— START SUPPLIED PASSAGE —

Coming Home to Silence

Photos by Sasha Freemind and Marc Marchal on Unsplash.

The Paradox of Quaker Worship

When I first attended Quaker meeting, we lived in Buffalo, New York, and I taught in the English Department at Buffalo State College, having started there in 1970. As it happened, my then-wife, Parnel Wickham, had for four years attended Westtown School, a Quaker boarding school outside Philadelphia, Pennsylvania, near West Chester, and she thought that I might like Quaker worship.

We drove into the middle of an African American section of Buffalo on the east side of Humboldt Parkway, one of those urban renewal four-lane roads that split up communities. In fact, we walked into the former boyhood home of a person who happened to be the long-time treasurer of Buffalo Meeting. It was a two-and-a-half story wood-sided home off a junky park near the Buffalo Museum of Science.

Even though that was more than 50 years ago, I remember sitting there in the worship silence with others. My body’s bones began to relax as I filled up with stillness and began breathing with others in the double-sized living room of the former family home: resting, nearly nodding off at times; becoming quiet and more still; hearing my breathing a little; absorbed in the silence with others; and feeling—oddly but strongly—that I had come home.

It was odd because I knew nobody. It wasn’t home at all. The area itself seemed cut off because the parkway was so close, less than a block away. Even though there was an upright piano just off the living room area, nobody played hymns or sang. I don’t recall whether or not anyone stood up to give a message. Of course, I had no idea about what I was supposed to do there.

Yet, I had a feeling of home while sitting there: something easy, relaxed, and free of whatever furious energies and worries I might have brought into the room. My anxiety simply faded away and I felt in the right place and intuitively present, allowing my mind to drift along beneath words, even though—inwardly—I heard many words: snatches of hymns, sayings by my grandfather, images from my Vermont grandmother, songs and bits and pieces of poems. All of these odd words filtered through my mind as if they were fleeting, dreamlike images instead of texts to be studied. Mostly, it wasn’t the words, the hymn tunes, the other songs, or the sayings that mattered; rather, something happened beneath the surface of these words while I floated there with others in the living room area: resting, nearly nodding-off, quiet and still. There was a deepening, which led into an underground of more silence, sweet and open and at rest. Whether or not I actually said the words aloud, it felt like coming home.

— END SUPPLIED PASSAGE —

STATED PROBLEM 1: In the Quaker worship essay, list the things the writer heard inwardly during the silence.
STATED PROBLEM 2: According to the Quaker worship essay, in what year did the writer start teaching at Buffalo State College?
The lines after this essay come from a separate source.

— START STORED RECORDS —

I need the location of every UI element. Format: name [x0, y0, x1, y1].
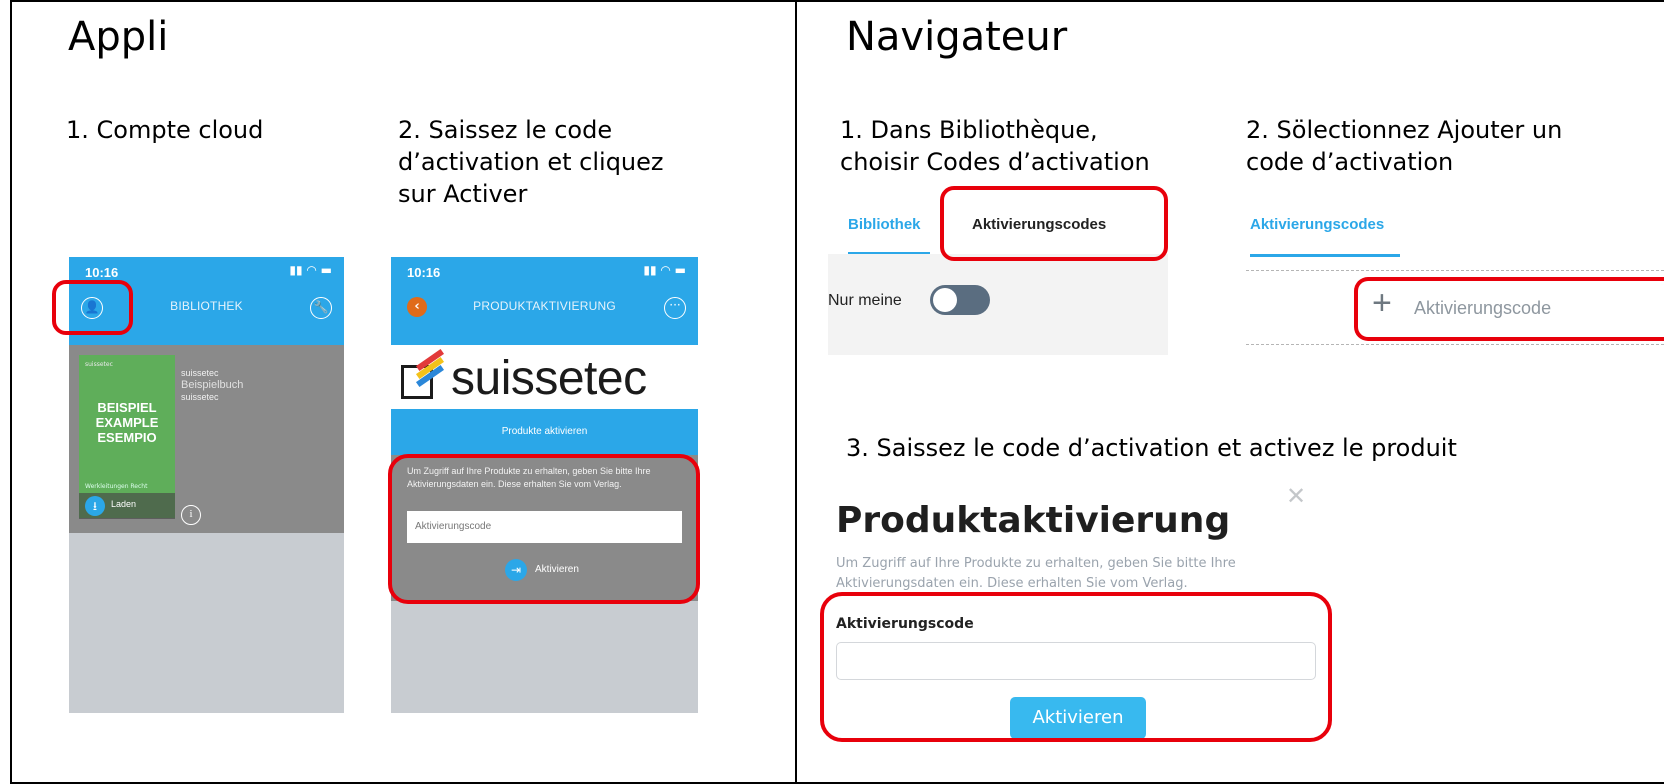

— END STORED RECORDS —
— START STORED RECORDS —

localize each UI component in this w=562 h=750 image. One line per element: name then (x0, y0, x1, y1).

— END STORED RECORDS —

WORKED SOLUTION 1:
- Snatches of hymns
- Sayings by the writer's grandfather
- Images from the writer's Vermont grandmother
- Songs
- Bits and pieces of poems

WORKED SOLUTION 2: 1970